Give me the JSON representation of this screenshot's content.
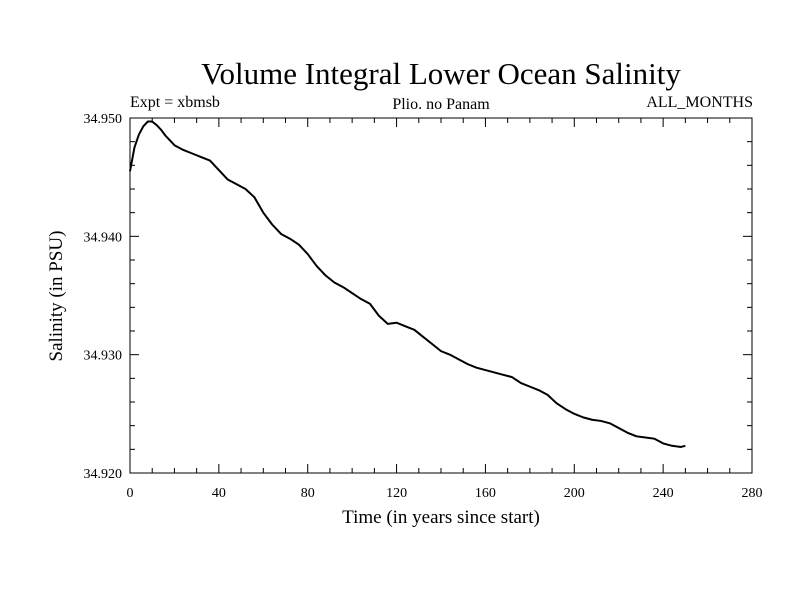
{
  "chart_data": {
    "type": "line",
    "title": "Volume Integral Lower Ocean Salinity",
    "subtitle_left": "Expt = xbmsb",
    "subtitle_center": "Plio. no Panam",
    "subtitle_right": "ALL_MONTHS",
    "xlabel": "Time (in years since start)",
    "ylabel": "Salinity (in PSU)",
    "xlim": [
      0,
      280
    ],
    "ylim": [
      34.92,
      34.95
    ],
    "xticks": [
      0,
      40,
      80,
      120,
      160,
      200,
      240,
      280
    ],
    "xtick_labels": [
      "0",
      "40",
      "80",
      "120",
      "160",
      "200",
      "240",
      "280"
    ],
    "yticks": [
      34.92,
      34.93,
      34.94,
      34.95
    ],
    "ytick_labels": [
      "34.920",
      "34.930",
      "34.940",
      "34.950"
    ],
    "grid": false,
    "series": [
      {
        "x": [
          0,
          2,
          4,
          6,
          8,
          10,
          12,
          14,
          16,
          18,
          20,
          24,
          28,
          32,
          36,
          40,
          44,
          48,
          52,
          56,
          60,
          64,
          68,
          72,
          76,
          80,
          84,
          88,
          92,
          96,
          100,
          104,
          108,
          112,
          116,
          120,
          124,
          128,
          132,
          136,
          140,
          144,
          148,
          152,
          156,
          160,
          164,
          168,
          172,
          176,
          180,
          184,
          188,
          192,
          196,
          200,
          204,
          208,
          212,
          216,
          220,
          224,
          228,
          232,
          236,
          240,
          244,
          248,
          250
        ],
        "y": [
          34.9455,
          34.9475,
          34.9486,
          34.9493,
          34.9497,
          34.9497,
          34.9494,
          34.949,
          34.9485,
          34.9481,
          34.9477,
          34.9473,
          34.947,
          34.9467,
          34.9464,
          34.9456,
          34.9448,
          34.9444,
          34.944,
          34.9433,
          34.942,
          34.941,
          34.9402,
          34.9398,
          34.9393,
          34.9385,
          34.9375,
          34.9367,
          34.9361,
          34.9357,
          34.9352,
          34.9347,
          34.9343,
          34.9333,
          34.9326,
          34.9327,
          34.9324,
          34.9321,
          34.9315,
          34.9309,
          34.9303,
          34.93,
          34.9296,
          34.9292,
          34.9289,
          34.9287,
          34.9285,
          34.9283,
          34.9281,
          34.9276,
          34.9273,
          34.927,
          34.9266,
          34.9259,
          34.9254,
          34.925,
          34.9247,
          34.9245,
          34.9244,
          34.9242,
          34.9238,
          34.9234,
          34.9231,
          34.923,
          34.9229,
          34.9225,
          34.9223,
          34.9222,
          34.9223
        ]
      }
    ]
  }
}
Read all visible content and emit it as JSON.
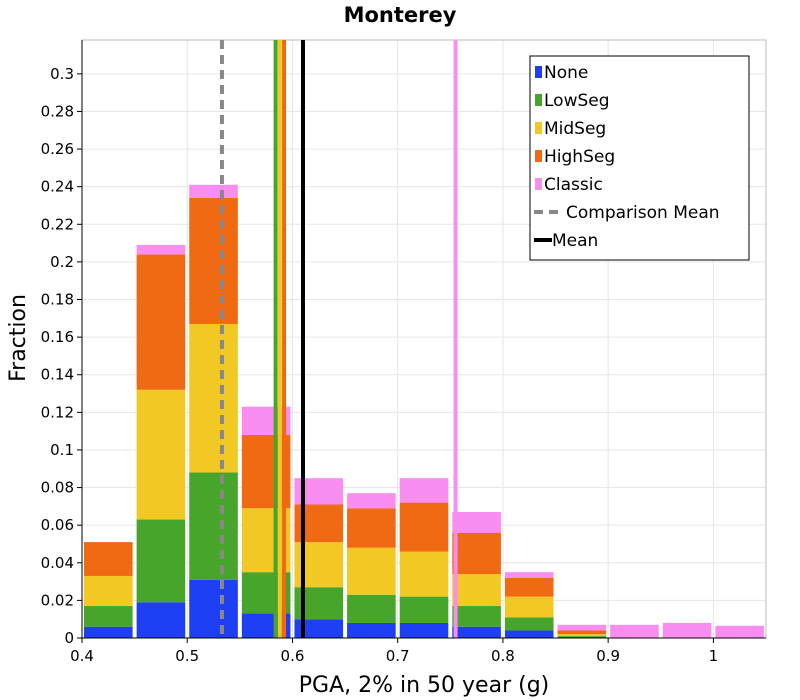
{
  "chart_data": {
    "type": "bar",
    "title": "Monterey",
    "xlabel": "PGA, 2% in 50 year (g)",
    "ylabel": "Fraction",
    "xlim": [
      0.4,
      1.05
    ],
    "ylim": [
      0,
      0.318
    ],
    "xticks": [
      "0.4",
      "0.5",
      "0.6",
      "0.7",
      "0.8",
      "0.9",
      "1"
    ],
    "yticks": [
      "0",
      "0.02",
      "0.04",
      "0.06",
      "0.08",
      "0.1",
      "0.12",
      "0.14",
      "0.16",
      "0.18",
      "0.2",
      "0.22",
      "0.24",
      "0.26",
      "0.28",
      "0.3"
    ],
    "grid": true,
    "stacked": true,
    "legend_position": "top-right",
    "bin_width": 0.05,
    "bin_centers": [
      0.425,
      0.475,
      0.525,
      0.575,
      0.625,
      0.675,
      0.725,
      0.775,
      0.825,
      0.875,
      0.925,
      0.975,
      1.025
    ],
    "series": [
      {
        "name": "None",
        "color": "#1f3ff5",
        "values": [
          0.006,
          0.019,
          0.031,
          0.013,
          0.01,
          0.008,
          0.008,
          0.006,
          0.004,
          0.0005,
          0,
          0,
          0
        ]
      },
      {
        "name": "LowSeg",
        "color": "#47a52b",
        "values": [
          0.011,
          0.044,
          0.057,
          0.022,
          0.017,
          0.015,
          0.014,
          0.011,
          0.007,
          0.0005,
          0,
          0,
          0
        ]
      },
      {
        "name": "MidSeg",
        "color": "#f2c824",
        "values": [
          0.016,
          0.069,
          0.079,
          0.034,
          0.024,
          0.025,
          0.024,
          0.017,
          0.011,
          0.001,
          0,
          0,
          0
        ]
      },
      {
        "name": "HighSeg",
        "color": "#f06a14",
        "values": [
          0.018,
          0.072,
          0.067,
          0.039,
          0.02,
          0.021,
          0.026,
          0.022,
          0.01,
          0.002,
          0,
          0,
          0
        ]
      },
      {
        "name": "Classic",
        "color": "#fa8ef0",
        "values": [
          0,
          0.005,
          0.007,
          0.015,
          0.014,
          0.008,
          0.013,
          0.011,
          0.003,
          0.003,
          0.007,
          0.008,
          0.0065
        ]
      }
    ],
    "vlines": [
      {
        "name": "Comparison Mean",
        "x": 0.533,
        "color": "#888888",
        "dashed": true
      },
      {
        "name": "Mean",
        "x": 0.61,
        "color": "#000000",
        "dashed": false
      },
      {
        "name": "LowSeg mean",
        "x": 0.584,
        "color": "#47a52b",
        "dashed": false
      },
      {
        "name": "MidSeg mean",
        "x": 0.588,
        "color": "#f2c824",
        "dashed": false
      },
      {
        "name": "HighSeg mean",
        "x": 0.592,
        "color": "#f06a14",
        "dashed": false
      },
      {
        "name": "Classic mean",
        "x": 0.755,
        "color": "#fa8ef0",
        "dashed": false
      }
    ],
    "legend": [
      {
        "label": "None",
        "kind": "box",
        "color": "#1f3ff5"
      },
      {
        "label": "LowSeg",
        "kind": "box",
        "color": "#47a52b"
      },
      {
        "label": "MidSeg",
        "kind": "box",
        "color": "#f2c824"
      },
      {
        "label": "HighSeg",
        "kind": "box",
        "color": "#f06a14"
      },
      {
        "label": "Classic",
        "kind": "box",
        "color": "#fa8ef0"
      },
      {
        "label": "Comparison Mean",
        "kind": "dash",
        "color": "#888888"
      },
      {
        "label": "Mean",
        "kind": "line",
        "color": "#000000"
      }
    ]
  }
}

————

§ What you need to do: Pull out every line in the material above where "ylabel" occurs.

§ The solution:
    "ylabel": "Salinity (in PSU)",
    "ylabel": "Fraction",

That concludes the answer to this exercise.